- **Supplied data**:
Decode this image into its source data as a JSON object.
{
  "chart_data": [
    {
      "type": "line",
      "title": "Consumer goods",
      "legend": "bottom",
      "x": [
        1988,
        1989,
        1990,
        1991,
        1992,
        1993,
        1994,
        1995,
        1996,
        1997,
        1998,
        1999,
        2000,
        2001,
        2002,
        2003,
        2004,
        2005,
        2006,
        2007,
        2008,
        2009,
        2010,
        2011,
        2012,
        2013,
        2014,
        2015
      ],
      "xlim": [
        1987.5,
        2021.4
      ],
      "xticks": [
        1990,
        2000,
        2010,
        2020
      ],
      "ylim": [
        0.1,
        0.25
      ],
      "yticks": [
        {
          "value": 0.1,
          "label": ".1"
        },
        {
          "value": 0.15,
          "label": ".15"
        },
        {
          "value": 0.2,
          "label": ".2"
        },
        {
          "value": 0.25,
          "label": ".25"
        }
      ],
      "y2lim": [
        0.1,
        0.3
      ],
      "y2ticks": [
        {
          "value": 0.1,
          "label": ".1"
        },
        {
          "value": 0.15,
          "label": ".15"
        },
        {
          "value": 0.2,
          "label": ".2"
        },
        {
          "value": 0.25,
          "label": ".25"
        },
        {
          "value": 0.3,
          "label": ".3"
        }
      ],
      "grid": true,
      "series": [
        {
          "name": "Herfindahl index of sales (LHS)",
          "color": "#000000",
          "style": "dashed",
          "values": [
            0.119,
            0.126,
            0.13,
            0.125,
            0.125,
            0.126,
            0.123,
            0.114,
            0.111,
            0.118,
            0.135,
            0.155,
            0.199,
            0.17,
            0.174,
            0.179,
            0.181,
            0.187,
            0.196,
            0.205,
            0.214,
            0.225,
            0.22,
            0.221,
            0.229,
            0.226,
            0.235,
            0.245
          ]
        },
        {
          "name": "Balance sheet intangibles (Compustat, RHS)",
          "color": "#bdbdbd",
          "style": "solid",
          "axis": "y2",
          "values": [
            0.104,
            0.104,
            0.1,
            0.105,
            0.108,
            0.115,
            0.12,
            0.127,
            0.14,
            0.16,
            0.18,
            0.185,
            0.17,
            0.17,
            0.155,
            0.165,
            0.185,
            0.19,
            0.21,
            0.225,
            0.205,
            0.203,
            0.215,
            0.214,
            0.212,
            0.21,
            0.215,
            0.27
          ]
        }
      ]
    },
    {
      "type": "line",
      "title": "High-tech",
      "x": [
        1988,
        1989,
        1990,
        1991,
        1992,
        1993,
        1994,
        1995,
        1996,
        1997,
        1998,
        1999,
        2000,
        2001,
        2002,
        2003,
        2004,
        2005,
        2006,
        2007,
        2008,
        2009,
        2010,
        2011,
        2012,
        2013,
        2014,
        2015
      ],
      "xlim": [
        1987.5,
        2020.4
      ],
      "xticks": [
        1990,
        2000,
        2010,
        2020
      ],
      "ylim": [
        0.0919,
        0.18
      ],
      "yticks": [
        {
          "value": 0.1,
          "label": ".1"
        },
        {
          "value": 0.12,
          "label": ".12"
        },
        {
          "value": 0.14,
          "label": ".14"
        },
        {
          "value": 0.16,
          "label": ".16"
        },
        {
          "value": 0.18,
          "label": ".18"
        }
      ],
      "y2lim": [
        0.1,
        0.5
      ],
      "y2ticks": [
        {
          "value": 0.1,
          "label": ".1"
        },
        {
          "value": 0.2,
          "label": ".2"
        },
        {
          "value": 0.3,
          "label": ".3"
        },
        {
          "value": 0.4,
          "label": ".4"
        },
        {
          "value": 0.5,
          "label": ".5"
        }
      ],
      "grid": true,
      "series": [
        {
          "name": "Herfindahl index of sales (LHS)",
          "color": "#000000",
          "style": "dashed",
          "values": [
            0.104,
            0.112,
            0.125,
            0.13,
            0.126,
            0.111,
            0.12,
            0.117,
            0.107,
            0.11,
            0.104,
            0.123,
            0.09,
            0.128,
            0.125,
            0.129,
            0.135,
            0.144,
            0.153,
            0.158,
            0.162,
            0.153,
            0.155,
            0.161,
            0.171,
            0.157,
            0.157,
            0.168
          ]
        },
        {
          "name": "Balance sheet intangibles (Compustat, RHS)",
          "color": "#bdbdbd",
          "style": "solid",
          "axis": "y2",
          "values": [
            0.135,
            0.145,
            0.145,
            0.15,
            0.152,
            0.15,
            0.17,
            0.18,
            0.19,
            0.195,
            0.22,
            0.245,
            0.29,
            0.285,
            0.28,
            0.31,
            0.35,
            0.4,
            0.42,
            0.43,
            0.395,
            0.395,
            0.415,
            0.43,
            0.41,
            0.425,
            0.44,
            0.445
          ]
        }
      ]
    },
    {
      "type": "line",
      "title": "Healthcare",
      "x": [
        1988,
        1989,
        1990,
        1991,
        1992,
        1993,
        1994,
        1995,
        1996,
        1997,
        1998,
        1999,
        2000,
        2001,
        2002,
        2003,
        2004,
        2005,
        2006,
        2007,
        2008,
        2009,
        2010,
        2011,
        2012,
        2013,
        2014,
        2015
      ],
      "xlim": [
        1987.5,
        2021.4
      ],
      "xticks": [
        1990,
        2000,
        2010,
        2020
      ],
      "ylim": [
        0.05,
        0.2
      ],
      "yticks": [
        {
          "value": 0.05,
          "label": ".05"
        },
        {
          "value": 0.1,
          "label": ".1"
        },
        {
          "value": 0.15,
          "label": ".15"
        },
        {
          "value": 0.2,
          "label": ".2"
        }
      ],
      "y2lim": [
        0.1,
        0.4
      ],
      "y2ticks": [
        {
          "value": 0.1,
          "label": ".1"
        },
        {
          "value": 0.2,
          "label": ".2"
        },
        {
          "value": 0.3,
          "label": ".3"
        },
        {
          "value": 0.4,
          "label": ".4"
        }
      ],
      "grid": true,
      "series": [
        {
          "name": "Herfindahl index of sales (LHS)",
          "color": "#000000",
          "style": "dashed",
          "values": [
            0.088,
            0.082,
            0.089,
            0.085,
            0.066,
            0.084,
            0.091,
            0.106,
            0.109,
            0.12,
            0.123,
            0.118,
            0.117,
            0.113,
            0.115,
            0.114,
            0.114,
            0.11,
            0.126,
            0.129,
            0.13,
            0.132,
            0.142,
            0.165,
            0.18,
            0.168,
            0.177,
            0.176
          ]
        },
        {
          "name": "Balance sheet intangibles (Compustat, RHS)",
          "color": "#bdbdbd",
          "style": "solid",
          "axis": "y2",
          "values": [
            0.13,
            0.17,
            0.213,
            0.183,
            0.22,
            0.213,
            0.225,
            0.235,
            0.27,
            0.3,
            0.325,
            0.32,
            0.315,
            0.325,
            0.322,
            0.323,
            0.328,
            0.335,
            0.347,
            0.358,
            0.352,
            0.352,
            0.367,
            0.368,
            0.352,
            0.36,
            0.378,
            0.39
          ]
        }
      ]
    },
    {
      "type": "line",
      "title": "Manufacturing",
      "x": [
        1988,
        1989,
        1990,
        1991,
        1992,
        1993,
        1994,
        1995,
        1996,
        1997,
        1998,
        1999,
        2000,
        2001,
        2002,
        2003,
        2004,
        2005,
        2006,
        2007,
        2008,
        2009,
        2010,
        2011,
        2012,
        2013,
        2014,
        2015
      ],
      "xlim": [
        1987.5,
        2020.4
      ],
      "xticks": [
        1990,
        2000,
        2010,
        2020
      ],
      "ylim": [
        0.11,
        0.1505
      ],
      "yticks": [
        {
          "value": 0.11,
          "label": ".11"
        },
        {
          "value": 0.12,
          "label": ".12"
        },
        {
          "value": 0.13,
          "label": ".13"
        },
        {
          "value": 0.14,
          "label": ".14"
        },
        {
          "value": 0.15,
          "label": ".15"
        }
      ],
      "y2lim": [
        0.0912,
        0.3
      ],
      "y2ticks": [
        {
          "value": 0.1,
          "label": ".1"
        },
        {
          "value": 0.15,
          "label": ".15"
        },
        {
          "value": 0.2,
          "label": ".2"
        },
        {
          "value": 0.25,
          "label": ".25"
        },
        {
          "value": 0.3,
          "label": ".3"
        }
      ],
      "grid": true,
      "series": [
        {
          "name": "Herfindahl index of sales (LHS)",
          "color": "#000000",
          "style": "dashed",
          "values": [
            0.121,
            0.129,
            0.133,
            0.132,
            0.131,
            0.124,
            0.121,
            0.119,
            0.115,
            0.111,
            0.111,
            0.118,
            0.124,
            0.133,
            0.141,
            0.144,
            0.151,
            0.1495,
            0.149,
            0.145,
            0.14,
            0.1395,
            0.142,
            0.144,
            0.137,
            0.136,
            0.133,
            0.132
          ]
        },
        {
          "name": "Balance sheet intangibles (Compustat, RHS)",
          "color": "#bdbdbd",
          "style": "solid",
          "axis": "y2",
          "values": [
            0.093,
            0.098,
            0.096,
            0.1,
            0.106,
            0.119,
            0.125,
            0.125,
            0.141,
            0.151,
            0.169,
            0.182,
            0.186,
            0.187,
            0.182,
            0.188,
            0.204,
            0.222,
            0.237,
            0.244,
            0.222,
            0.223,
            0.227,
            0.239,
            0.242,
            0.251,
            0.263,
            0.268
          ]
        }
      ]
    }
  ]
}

- **Problem description**:
List all lines in the material containing the string "title".

- **Solution**:
      "title": "Consumer goods",
      "title": "High-tech",
      "title": "Healthcare",
      "title": "Manufacturing",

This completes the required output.